| WHAT NEEDS TO BE DONE |
Everything from the line containing "Transcribe this image's" through the final line of the records must be transcribed verbatim; nothing else belongs in the result.

## begin THE INPUT

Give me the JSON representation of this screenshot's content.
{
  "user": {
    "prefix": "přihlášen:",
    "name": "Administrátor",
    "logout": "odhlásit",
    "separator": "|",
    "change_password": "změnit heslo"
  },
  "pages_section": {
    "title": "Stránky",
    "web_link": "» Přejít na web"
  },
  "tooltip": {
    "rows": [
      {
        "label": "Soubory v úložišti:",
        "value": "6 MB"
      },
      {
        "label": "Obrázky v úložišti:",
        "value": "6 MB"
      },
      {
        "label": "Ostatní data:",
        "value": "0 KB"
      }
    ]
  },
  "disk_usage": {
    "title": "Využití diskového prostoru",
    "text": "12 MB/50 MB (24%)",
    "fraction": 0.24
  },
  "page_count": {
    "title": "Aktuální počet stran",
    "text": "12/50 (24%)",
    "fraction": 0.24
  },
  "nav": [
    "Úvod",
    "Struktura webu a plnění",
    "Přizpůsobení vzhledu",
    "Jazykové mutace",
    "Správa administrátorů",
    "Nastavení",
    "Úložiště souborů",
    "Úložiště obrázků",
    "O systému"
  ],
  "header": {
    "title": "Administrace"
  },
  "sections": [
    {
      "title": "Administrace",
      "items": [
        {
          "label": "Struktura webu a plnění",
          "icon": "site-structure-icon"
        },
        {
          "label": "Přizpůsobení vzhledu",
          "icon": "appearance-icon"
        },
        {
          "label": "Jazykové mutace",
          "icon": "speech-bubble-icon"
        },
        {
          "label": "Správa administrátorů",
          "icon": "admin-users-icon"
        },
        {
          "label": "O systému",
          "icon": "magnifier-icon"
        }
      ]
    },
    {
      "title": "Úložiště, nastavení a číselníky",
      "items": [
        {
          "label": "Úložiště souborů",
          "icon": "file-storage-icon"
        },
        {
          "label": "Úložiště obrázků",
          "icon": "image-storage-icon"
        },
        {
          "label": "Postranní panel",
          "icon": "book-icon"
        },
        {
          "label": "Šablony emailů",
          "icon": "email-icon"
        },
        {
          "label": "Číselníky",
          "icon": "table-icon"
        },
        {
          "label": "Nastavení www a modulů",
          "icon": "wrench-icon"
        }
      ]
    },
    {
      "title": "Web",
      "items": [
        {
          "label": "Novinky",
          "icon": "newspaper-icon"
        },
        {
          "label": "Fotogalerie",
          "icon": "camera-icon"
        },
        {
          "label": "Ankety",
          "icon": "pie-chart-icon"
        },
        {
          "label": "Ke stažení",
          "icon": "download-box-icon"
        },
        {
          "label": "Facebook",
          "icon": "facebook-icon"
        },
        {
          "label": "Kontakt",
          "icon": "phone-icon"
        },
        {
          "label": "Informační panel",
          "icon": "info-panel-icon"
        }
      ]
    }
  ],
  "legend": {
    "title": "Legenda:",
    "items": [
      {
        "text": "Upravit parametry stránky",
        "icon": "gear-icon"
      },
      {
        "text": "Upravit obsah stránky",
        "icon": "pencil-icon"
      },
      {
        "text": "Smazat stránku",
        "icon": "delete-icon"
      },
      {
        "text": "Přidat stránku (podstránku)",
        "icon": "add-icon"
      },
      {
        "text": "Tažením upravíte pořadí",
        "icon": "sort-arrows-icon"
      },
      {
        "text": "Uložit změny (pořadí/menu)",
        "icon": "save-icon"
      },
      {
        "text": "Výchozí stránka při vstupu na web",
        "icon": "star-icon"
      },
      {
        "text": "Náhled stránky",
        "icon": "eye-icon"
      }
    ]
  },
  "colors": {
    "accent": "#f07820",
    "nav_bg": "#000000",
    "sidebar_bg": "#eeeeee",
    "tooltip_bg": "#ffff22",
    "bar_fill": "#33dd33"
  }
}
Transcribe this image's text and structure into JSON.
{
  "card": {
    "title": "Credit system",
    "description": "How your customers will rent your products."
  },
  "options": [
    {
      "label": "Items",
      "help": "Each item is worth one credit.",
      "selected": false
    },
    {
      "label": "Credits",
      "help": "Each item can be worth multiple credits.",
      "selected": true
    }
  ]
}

## end THE INPUT

| THE SOLUTION |
Transcribe this image's text and structure into JSON.
{
  "card": {
    "title": "Credit system",
    "description": "How your customers will rent your products."
  },
  "options": [
    {
      "label": "Items",
      "help": "Each item is worth one credit.",
      "selected": false
    },
    {
      "label": "Credits",
      "help": "Each item can be worth multiple credits.",
      "selected": true
    }
  ]
}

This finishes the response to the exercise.